Data records:

— BEGIN —

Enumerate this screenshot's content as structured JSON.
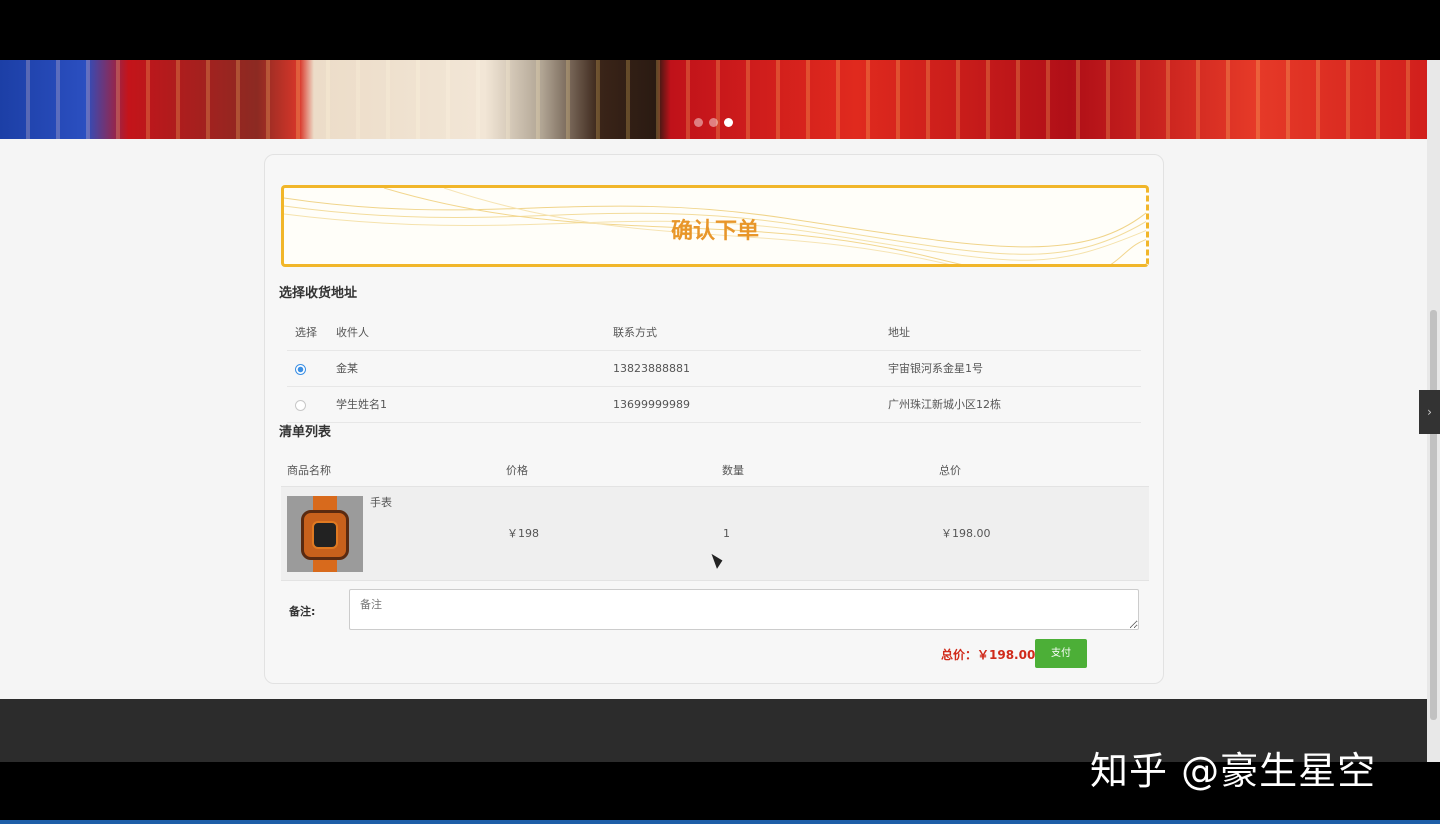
{
  "hero_title": "确认下单",
  "address_section": {
    "title": "选择收货地址",
    "headers": [
      "选择",
      "收件人",
      "联系方式",
      "地址"
    ],
    "rows": [
      {
        "selected": true,
        "name": "金某",
        "phone": "13823888881",
        "address": "宇宙银河系金星1号"
      },
      {
        "selected": false,
        "name": "学生姓名1",
        "phone": "13699999989",
        "address": "广州珠江新城小区12栋"
      }
    ]
  },
  "list_section": {
    "title": "清单列表",
    "headers": [
      "商品名称",
      "价格",
      "数量",
      "总价"
    ],
    "items": [
      {
        "name": "手表",
        "price": "￥198",
        "qty": "1",
        "subtotal": "￥198.00"
      }
    ]
  },
  "remark": {
    "label": "备注:",
    "placeholder": "备注"
  },
  "total": {
    "label": "总价：￥198.00"
  },
  "pay_button": "支付",
  "side_tab_icon": "chevron-right-icon",
  "watermark": "知乎 @豪生星空",
  "colors": {
    "accent": "#e8962a",
    "pay": "#4caf37",
    "total": "#d02a1a",
    "radio": "#3b8fe4"
  }
}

— END —

- WRITTEN PROBLEM
Reproduce every line above as written, skipping pictures.

- RESPONSE
Enumerate this screenshot's content as structured JSON.
{
  "hero_title": "确认下单",
  "address_section": {
    "title": "选择收货地址",
    "headers": [
      "选择",
      "收件人",
      "联系方式",
      "地址"
    ],
    "rows": [
      {
        "selected": true,
        "name": "金某",
        "phone": "13823888881",
        "address": "宇宙银河系金星1号"
      },
      {
        "selected": false,
        "name": "学生姓名1",
        "phone": "13699999989",
        "address": "广州珠江新城小区12栋"
      }
    ]
  },
  "list_section": {
    "title": "清单列表",
    "headers": [
      "商品名称",
      "价格",
      "数量",
      "总价"
    ],
    "items": [
      {
        "name": "手表",
        "price": "￥198",
        "qty": "1",
        "subtotal": "￥198.00"
      }
    ]
  },
  "remark": {
    "label": "备注:",
    "placeholder": "备注"
  },
  "total": {
    "label": "总价：￥198.00"
  },
  "pay_button": "支付",
  "side_tab_icon": "chevron-right-icon",
  "watermark": "知乎 @豪生星空",
  "colors": {
    "accent": "#e8962a",
    "pay": "#4caf37",
    "total": "#d02a1a",
    "radio": "#3b8fe4"
  }
}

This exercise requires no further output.